::: Records
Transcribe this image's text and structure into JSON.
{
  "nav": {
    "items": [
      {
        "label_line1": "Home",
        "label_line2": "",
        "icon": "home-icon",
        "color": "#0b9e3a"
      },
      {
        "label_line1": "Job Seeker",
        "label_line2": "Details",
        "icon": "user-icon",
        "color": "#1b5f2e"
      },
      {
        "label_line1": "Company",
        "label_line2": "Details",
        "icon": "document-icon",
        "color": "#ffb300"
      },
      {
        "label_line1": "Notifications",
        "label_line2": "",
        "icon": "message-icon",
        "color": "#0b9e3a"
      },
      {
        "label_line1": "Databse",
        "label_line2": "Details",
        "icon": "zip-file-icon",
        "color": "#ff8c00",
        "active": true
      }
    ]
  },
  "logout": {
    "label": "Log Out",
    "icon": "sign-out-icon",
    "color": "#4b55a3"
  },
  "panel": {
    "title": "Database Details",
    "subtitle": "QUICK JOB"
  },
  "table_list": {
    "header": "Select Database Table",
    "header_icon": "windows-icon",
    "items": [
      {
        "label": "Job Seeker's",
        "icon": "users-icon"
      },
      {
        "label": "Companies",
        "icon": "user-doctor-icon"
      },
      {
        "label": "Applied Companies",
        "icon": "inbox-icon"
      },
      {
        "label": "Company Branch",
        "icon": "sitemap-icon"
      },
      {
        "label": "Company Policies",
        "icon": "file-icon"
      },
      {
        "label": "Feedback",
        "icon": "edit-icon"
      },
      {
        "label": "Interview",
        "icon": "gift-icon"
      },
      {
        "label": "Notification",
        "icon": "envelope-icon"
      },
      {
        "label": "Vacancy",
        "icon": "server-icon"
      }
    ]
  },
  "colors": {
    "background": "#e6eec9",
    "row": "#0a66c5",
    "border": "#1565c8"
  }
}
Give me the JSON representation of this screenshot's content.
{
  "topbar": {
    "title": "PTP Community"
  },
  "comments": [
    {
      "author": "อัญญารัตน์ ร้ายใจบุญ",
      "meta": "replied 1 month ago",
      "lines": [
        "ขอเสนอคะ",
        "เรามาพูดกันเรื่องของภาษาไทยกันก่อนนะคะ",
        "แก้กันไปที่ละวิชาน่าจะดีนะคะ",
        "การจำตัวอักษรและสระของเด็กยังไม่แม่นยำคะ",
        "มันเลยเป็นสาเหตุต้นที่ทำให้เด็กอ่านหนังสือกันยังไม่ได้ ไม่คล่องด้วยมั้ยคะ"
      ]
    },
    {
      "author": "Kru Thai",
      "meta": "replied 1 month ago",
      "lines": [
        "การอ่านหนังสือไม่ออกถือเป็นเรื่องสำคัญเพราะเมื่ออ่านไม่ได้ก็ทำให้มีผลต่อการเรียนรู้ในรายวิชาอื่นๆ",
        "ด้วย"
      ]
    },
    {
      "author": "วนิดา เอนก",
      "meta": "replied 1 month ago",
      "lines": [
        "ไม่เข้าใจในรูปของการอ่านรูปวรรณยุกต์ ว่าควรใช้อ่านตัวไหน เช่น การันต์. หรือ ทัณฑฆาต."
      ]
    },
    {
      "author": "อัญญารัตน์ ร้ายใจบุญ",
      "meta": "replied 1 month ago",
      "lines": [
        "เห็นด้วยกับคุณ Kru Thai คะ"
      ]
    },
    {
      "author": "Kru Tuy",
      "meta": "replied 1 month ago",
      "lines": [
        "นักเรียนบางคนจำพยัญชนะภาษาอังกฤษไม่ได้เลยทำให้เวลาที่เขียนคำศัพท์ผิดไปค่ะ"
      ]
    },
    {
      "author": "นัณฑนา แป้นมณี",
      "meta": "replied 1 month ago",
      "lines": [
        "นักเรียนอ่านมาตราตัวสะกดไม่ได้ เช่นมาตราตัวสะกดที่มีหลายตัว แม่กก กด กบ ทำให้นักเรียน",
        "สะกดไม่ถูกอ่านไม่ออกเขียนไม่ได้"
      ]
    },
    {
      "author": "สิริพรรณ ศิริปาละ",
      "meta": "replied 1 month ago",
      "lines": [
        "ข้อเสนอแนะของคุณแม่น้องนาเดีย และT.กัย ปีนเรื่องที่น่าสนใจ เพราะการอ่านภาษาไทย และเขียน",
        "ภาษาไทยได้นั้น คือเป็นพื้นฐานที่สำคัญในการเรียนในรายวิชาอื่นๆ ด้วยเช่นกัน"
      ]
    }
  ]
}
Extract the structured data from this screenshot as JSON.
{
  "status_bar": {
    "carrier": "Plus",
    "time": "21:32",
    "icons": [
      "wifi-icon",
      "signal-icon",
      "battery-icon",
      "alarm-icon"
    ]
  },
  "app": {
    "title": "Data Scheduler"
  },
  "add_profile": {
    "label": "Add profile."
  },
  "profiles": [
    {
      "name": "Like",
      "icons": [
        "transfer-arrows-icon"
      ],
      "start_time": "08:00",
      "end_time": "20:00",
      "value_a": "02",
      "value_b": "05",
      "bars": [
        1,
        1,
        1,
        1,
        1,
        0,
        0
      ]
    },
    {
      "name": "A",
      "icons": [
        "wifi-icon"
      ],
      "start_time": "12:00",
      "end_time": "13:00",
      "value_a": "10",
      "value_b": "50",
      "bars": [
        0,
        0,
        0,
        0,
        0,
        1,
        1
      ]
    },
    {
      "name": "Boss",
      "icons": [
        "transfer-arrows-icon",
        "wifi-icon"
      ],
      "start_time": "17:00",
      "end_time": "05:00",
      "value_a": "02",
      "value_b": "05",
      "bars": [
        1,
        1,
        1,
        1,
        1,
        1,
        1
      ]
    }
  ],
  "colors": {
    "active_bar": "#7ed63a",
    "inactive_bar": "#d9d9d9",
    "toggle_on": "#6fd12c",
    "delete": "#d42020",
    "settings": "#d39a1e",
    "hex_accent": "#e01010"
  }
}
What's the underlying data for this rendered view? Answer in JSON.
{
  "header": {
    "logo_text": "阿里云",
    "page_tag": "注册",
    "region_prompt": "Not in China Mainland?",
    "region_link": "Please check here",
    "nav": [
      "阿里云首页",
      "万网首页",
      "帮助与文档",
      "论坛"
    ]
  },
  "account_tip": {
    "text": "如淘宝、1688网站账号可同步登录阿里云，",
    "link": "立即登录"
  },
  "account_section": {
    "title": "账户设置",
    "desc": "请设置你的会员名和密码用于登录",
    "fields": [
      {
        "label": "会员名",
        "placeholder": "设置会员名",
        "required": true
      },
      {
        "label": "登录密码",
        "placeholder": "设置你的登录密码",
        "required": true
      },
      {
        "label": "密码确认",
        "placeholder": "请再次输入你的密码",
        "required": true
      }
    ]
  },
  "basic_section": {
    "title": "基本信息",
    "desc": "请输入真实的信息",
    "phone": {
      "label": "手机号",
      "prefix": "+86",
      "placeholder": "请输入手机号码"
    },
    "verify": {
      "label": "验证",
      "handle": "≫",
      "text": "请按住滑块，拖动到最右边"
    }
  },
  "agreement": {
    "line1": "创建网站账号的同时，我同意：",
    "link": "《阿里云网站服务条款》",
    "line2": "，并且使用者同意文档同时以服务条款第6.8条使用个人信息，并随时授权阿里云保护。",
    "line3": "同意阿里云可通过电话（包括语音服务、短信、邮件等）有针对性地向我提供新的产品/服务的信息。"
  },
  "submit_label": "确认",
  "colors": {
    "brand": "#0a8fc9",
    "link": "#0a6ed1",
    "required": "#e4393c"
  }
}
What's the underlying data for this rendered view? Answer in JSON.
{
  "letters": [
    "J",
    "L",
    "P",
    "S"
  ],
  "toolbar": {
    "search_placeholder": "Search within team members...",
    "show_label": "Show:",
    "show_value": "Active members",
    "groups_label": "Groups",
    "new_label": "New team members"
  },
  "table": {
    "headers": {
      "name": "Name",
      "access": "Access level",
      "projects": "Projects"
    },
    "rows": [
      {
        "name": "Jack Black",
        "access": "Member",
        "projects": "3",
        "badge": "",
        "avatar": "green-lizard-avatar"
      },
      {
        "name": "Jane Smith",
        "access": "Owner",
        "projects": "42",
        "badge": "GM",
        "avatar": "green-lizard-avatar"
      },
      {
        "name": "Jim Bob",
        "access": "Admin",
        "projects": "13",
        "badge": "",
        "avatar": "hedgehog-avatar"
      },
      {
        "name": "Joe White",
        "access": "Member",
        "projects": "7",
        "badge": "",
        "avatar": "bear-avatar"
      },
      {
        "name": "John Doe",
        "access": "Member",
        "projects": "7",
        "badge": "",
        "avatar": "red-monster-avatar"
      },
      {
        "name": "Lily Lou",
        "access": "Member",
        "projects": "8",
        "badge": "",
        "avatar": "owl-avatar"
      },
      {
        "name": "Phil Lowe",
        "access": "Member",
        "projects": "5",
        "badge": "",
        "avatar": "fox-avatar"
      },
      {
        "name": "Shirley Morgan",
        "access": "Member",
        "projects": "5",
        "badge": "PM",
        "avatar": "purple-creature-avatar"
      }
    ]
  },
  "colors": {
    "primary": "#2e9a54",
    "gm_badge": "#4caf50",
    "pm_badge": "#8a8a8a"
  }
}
::::::
Stated task> Find every line holding the word "Thai"; give their count and nothing else.

Answer to this exercise> 2